To be done »
Find every line of the listing below where "document" appears, and copy it.

■ ■ ■ ■ ■

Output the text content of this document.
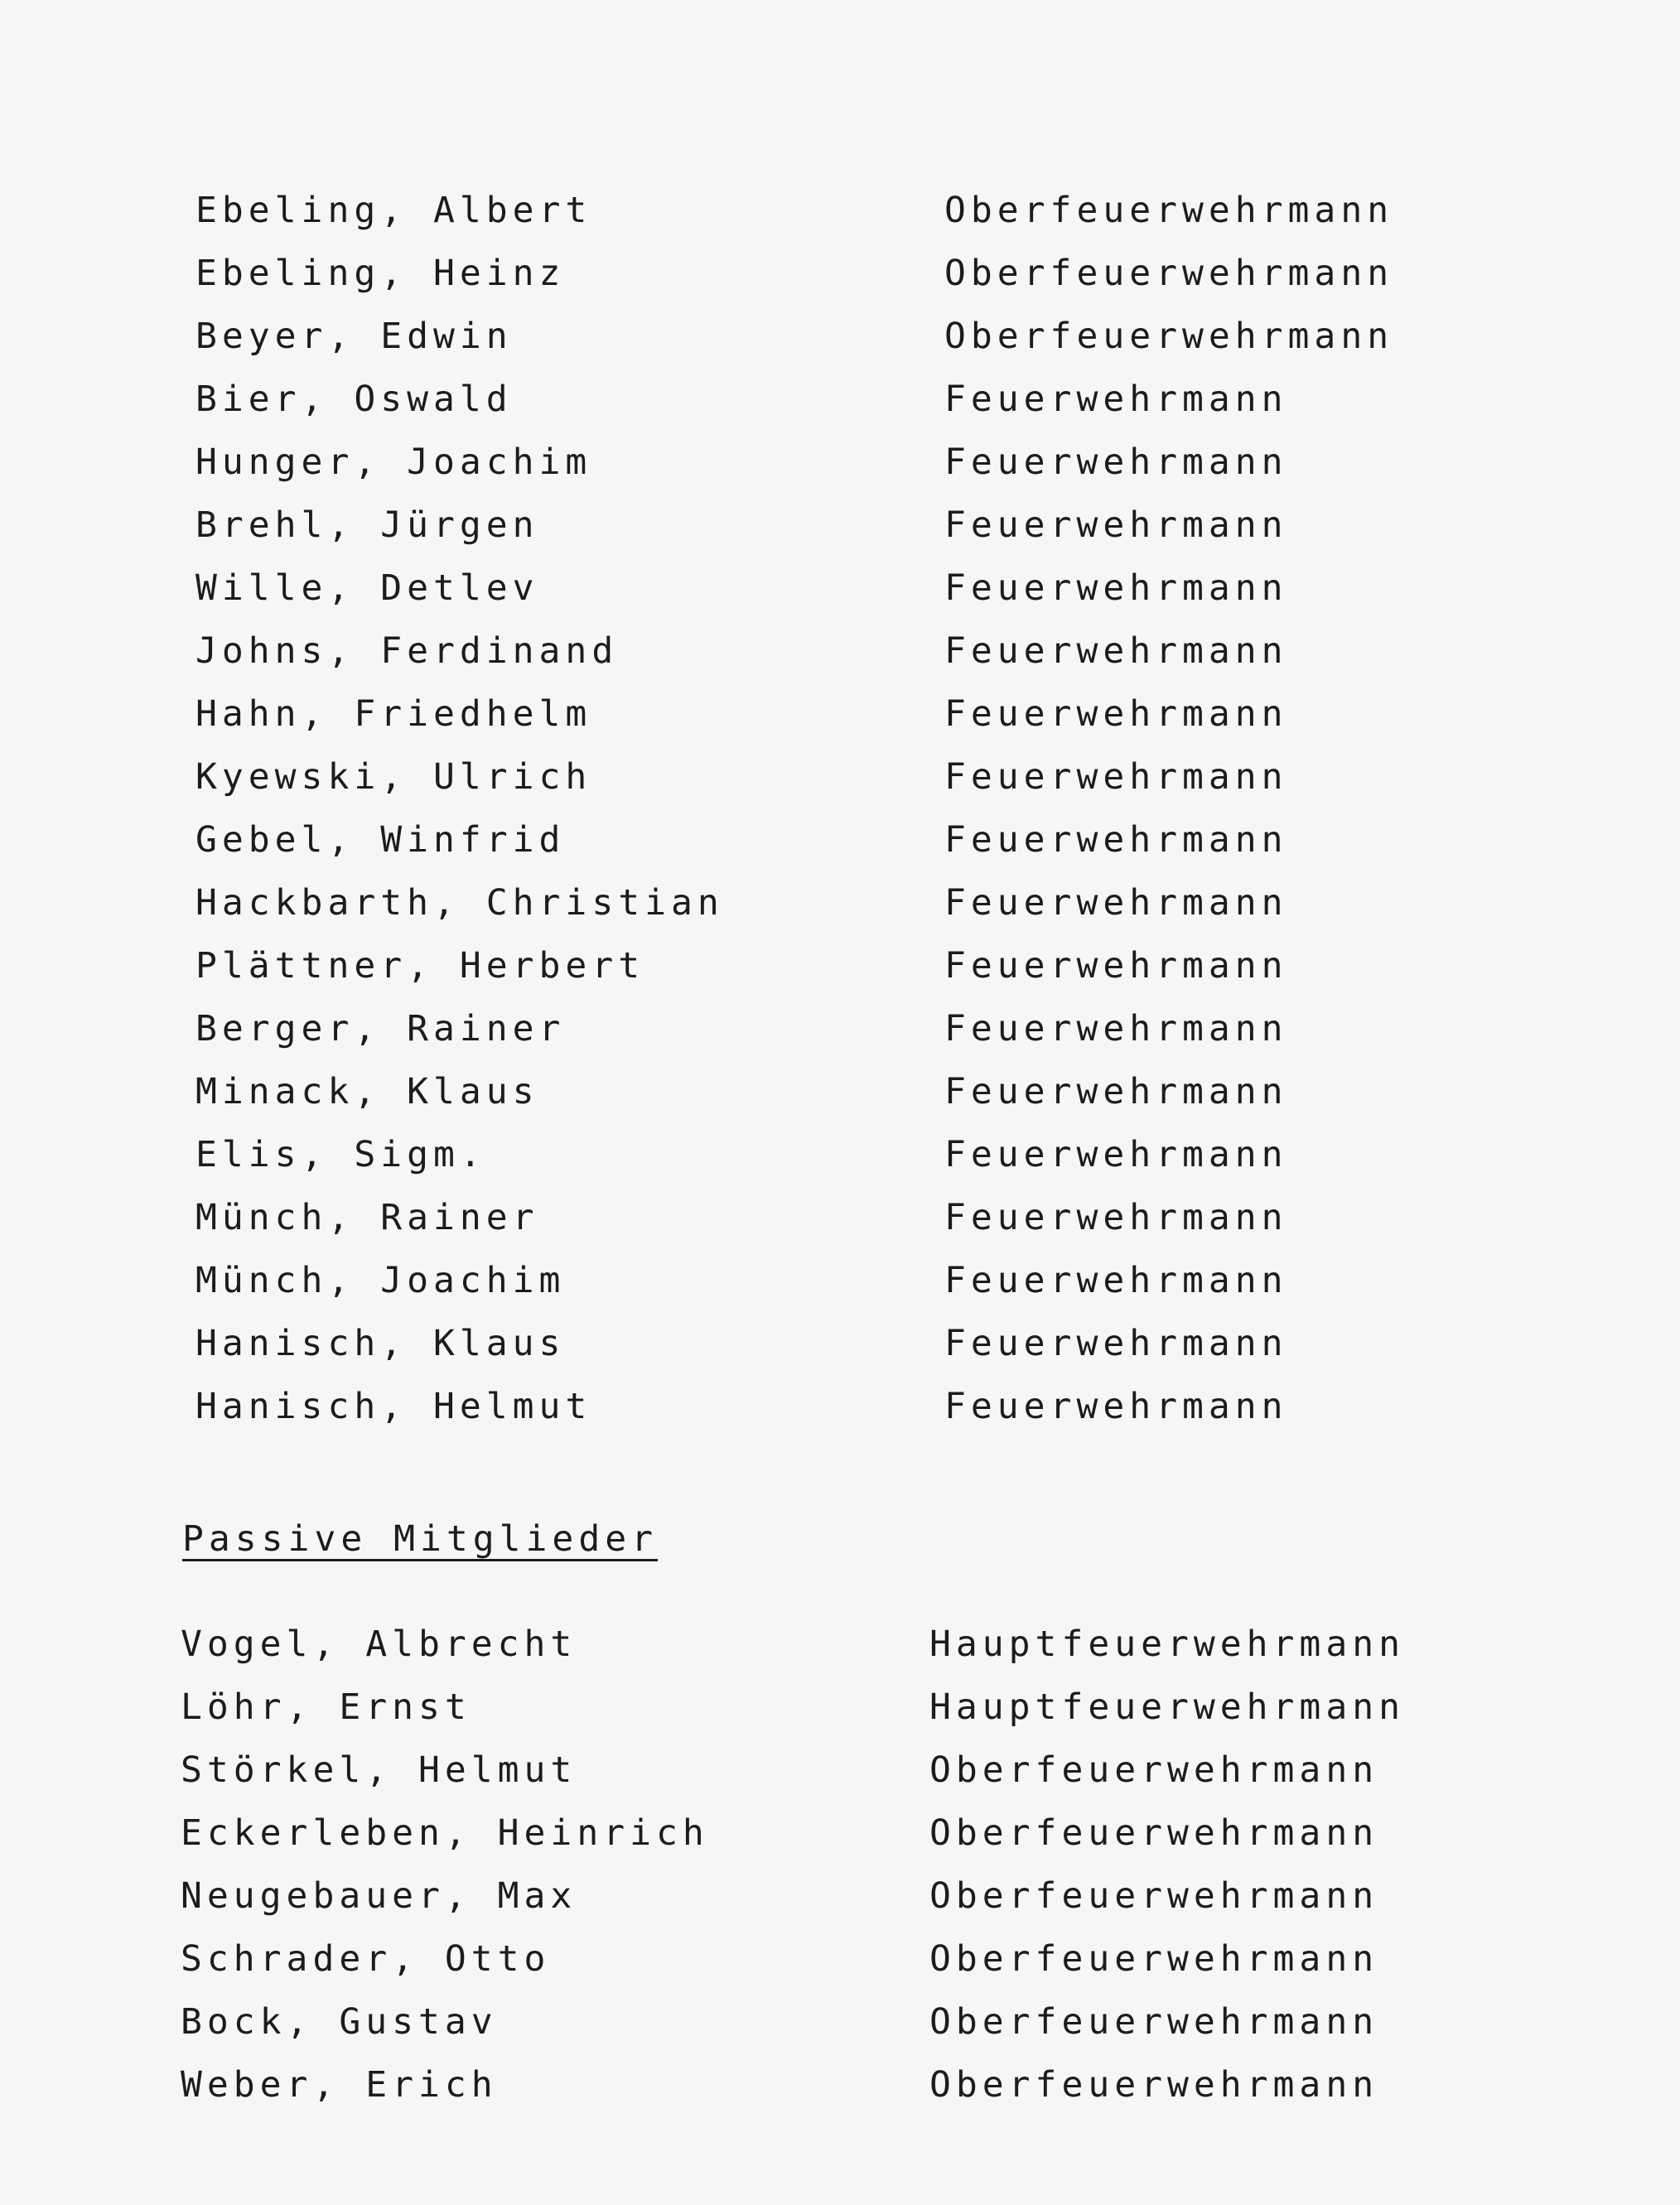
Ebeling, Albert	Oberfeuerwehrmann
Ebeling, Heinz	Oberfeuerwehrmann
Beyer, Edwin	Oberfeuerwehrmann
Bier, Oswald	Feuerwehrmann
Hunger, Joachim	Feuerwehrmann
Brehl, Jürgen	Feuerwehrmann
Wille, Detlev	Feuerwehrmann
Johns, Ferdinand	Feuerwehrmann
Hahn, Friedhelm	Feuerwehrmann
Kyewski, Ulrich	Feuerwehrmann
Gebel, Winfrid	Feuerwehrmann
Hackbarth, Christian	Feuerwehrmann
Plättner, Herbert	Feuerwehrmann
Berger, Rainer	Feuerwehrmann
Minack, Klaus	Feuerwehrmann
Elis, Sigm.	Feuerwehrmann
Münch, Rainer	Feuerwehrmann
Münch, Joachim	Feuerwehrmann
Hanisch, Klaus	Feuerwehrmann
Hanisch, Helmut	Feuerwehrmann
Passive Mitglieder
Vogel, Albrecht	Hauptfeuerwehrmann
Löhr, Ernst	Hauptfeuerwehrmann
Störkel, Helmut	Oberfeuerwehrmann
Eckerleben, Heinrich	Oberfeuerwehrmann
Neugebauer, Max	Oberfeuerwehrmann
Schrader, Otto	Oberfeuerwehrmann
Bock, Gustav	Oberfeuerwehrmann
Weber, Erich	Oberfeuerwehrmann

■ ■ ■ ■ ■

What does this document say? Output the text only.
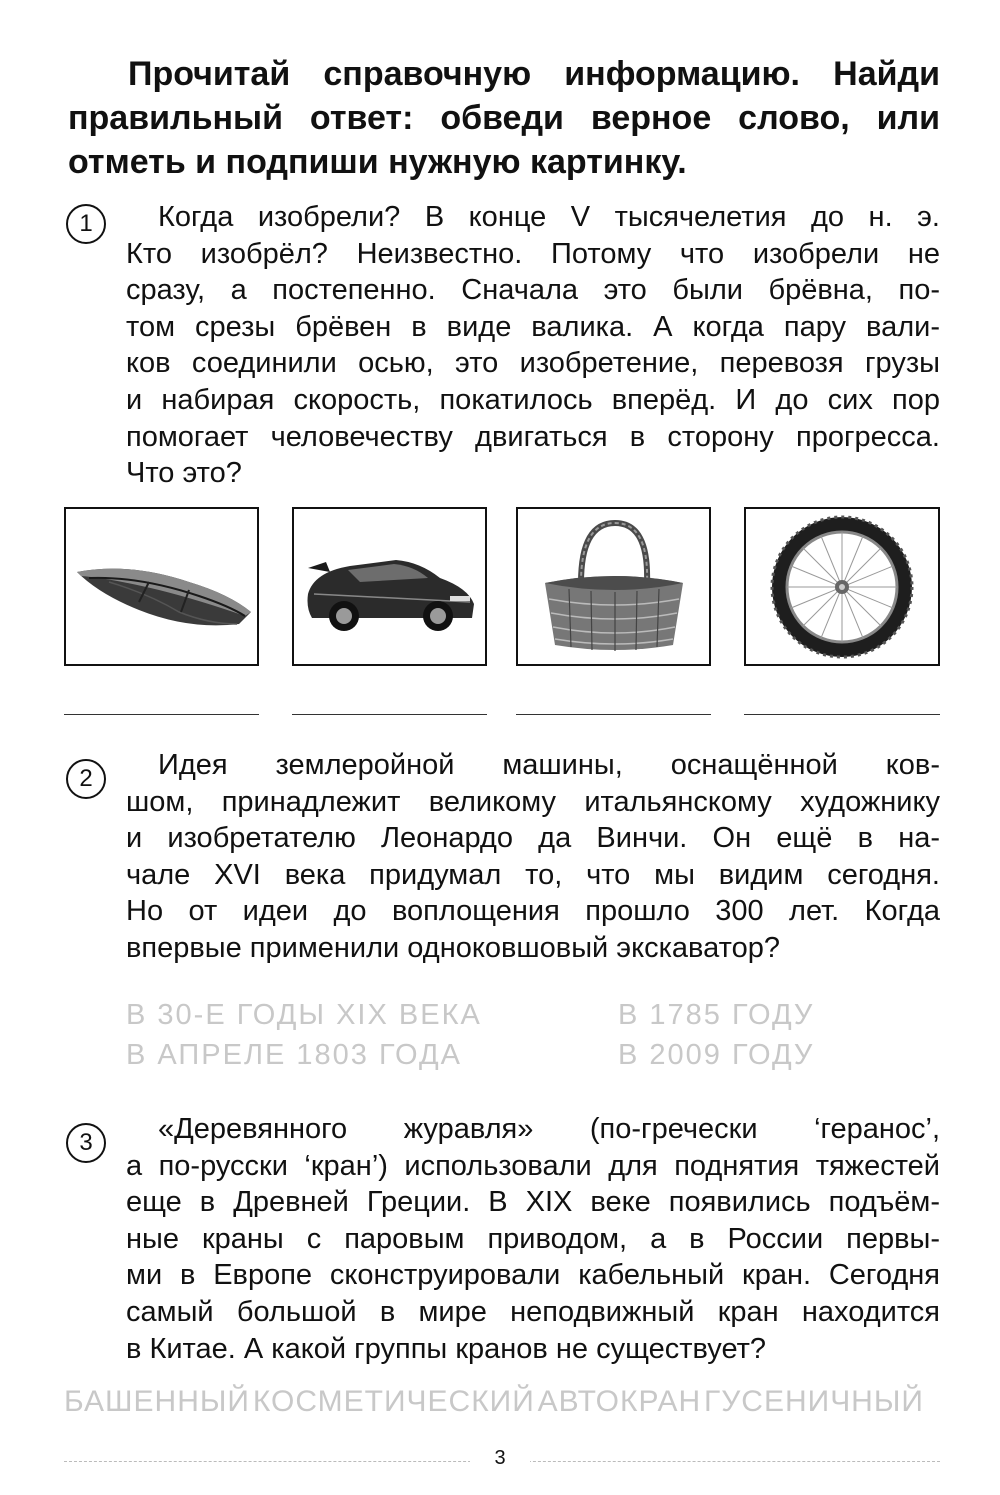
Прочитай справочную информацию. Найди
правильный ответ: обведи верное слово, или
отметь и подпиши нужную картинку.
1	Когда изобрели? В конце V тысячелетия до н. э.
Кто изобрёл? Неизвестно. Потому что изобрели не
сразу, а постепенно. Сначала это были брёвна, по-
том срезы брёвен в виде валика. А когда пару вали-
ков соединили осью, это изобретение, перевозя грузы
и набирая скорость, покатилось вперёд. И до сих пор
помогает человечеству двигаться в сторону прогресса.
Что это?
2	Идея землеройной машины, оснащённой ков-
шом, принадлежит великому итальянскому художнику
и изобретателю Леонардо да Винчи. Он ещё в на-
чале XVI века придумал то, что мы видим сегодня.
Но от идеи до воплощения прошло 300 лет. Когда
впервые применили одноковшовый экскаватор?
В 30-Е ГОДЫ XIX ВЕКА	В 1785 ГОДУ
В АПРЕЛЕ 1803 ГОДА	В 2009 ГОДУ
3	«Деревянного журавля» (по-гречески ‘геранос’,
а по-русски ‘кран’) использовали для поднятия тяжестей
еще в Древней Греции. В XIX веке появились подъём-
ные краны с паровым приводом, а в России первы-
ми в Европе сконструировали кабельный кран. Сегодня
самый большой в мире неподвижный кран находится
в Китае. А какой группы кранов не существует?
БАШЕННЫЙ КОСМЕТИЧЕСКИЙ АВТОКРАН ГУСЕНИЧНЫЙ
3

■ ■ ■ ■ ■

Task answer »
Output the text content of this document.
What does this document say? Output the text only.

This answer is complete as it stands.